▶ _WRITTEN EXERCISE_: Each record below must be returned exactly as shown.

Stored data:
━━━━━━━━━━━━━━━━
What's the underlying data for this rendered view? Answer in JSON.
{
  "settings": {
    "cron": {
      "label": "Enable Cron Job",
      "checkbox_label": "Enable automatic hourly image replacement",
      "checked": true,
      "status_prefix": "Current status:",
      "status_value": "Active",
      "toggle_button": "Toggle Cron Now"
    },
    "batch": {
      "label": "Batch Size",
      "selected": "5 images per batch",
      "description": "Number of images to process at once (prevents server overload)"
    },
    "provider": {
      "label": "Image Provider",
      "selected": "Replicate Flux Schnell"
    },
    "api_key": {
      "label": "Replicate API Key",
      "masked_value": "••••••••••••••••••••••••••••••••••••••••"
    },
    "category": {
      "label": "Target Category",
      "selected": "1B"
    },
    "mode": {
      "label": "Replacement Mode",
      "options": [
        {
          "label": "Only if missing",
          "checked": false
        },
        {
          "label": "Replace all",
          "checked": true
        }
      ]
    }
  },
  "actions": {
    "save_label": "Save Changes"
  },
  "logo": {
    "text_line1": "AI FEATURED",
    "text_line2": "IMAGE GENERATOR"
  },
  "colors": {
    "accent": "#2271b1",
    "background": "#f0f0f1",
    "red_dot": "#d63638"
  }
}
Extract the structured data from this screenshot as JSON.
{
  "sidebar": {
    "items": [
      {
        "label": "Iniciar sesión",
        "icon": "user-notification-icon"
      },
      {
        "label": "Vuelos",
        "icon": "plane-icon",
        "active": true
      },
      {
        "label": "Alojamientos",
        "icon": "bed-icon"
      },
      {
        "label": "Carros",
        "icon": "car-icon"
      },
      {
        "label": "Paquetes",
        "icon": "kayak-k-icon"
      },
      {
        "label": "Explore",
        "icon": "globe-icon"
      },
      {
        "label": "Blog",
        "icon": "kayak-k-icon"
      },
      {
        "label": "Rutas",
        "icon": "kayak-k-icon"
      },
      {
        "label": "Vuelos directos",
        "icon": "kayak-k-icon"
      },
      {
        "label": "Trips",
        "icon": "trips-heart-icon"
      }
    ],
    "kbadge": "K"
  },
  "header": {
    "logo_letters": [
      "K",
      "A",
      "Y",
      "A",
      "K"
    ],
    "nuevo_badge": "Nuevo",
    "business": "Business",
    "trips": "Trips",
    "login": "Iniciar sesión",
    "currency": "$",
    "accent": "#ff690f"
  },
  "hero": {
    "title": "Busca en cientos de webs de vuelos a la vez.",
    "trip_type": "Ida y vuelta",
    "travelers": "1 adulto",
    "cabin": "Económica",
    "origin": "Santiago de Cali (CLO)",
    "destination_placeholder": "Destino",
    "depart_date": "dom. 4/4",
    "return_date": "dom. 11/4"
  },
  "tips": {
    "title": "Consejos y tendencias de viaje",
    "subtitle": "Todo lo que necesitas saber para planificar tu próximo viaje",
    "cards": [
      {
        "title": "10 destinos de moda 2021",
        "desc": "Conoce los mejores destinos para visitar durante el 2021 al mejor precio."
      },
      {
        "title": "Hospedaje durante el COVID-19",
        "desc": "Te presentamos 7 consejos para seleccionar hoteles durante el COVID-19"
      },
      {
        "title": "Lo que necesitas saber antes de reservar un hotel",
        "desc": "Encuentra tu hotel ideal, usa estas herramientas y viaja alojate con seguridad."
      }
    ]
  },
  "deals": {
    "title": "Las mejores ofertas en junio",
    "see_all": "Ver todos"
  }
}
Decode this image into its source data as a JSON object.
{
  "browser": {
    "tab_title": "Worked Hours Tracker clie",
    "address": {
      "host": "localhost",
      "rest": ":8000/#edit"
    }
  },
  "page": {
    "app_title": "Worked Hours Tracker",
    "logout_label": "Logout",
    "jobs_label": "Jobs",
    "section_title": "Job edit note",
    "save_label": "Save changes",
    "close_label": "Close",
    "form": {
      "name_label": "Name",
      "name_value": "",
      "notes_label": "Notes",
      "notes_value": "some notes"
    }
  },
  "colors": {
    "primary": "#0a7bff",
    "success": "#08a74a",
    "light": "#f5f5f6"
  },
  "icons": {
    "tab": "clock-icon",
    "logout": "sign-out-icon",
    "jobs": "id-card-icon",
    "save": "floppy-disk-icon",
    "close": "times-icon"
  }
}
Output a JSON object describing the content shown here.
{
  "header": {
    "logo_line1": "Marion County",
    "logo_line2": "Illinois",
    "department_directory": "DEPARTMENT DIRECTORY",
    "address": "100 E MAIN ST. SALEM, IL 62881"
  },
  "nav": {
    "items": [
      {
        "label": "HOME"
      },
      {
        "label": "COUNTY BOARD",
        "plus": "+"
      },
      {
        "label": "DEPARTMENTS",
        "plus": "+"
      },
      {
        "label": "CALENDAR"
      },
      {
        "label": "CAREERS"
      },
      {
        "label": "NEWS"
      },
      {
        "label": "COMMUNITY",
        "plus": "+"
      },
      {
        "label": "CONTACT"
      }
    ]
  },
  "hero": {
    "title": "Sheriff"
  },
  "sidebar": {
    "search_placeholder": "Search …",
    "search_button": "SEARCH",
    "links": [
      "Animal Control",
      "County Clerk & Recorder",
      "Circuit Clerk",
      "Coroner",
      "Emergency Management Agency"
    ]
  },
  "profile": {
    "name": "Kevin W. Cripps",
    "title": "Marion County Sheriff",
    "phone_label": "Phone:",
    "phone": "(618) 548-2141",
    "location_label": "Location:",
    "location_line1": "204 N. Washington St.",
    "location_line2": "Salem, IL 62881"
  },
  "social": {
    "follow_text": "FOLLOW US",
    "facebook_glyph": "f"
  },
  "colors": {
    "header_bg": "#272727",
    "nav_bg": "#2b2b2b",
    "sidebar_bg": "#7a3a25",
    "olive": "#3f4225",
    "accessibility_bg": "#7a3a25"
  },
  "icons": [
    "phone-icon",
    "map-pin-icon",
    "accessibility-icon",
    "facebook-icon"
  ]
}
━━━━━━━━━━━━━━━━
▶ _FINAL RESULT_:
What's the underlying data for this rendered view? Answer in JSON.
{
  "settings": {
    "cron": {
      "label": "Enable Cron Job",
      "checkbox_label": "Enable automatic hourly image replacement",
      "checked": true,
      "status_prefix": "Current status:",
      "status_value": "Active",
      "toggle_button": "Toggle Cron Now"
    },
    "batch": {
      "label": "Batch Size",
      "selected": "5 images per batch",
      "description": "Number of images to process at once (prevents server overload)"
    },
    "provider": {
      "label": "Image Provider",
      "selected": "Replicate Flux Schnell"
    },
    "api_key": {
      "label": "Replicate API Key",
      "masked_value": "••••••••••••••••••••••••••••••••••••••••"
    },
    "category": {
      "label": "Target Category",
      "selected": "1B"
    },
    "mode": {
      "label": "Replacement Mode",
      "options": [
        {
          "label": "Only if missing",
          "checked": false
        },
        {
          "label": "Replace all",
          "checked": true
        }
      ]
    }
  },
  "actions": {
    "save_label": "Save Changes"
  },
  "logo": {
    "text_line1": "AI FEATURED",
    "text_line2": "IMAGE GENERATOR"
  },
  "colors": {
    "accent": "#2271b1",
    "background": "#f0f0f1",
    "red_dot": "#d63638"
  }
}
Extract the structured data from this screenshot as JSON.
{
  "sidebar": {
    "items": [
      {
        "label": "Iniciar sesión",
        "icon": "user-notification-icon"
      },
      {
        "label": "Vuelos",
        "icon": "plane-icon",
        "active": true
      },
      {
        "label": "Alojamientos",
        "icon": "bed-icon"
      },
      {
        "label": "Carros",
        "icon": "car-icon"
      },
      {
        "label": "Paquetes",
        "icon": "kayak-k-icon"
      },
      {
        "label": "Explore",
        "icon": "globe-icon"
      },
      {
        "label": "Blog",
        "icon": "kayak-k-icon"
      },
      {
        "label": "Rutas",
        "icon": "kayak-k-icon"
      },
      {
        "label": "Vuelos directos",
        "icon": "kayak-k-icon"
      },
      {
        "label": "Trips",
        "icon": "trips-heart-icon"
      }
    ],
    "kbadge": "K"
  },
  "header": {
    "logo_letters": [
      "K",
      "A",
      "Y",
      "A",
      "K"
    ],
    "nuevo_badge": "Nuevo",
    "business": "Business",
    "trips": "Trips",
    "login": "Iniciar sesión",
    "currency": "$",
    "accent": "#ff690f"
  },
  "hero": {
    "title": "Busca en cientos de webs de vuelos a la vez.",
    "trip_type": "Ida y vuelta",
    "travelers": "1 adulto",
    "cabin": "Económica",
    "origin": "Santiago de Cali (CLO)",
    "destination_placeholder": "Destino",
    "depart_date": "dom. 4/4",
    "return_date": "dom. 11/4"
  },
  "tips": {
    "title": "Consejos y tendencias de viaje",
    "subtitle": "Todo lo que necesitas saber para planificar tu próximo viaje",
    "cards": [
      {
        "title": "10 destinos de moda 2021",
        "desc": "Conoce los mejores destinos para visitar durante el 2021 al mejor precio."
      },
      {
        "title": "Hospedaje durante el COVID-19",
        "desc": "Te presentamos 7 consejos para seleccionar hoteles durante el COVID-19"
      },
      {
        "title": "Lo que necesitas saber antes de reservar un hotel",
        "desc": "Encuentra tu hotel ideal, usa estas herramientas y viaja alojate con seguridad."
      }
    ]
  },
  "deals": {
    "title": "Las mejores ofertas en junio",
    "see_all": "Ver todos"
  }
}
Decode this image into its source data as a JSON object.
{
  "browser": {
    "tab_title": "Worked Hours Tracker clie",
    "address": {
      "host": "localhost",
      "rest": ":8000/#edit"
    }
  },
  "page": {
    "app_title": "Worked Hours Tracker",
    "logout_label": "Logout",
    "jobs_label": "Jobs",
    "section_title": "Job edit note",
    "save_label": "Save changes",
    "close_label": "Close",
    "form": {
      "name_label": "Name",
      "name_value": "",
      "notes_label": "Notes",
      "notes_value": "some notes"
    }
  },
  "colors": {
    "primary": "#0a7bff",
    "success": "#08a74a",
    "light": "#f5f5f6"
  },
  "icons": {
    "tab": "clock-icon",
    "logout": "sign-out-icon",
    "jobs": "id-card-icon",
    "save": "floppy-disk-icon",
    "close": "times-icon"
  }
}
Output a JSON object describing the content shown here.
{
  "header": {
    "logo_line1": "Marion County",
    "logo_line2": "Illinois",
    "department_directory": "DEPARTMENT DIRECTORY",
    "address": "100 E MAIN ST. SALEM, IL 62881"
  },
  "nav": {
    "items": [
      {
        "label": "HOME"
      },
      {
        "label": "COUNTY BOARD",
        "plus": "+"
      },
      {
        "label": "DEPARTMENTS",
        "plus": "+"
      },
      {
        "label": "CALENDAR"
      },
      {
        "label": "CAREERS"
      },
      {
        "label": "NEWS"
      },
      {
        "label": "COMMUNITY",
        "plus": "+"
      },
      {
        "label": "CONTACT"
      }
    ]
  },
  "hero": {
    "title": "Sheriff"
  },
  "sidebar": {
    "search_placeholder": "Search …",
    "search_button": "SEARCH",
    "links": [
      "Animal Control",
      "County Clerk & Recorder",
      "Circuit Clerk",
      "Coroner",
      "Emergency Management Agency"
    ]
  },
  "profile": {
    "name": "Kevin W. Cripps",
    "title": "Marion County Sheriff",
    "phone_label": "Phone:",
    "phone": "(618) 548-2141",
    "location_label": "Location:",
    "location_line1": "204 N. Washington St.",
    "location_line2": "Salem, IL 62881"
  },
  "social": {
    "follow_text": "FOLLOW US",
    "facebook_glyph": "f"
  },
  "colors": {
    "header_bg": "#272727",
    "nav_bg": "#2b2b2b",
    "sidebar_bg": "#7a3a25",
    "olive": "#3f4225",
    "accessibility_bg": "#7a3a25"
  },
  "icons": [
    "phone-icon",
    "map-pin-icon",
    "accessibility-icon",
    "facebook-icon"
  ]
}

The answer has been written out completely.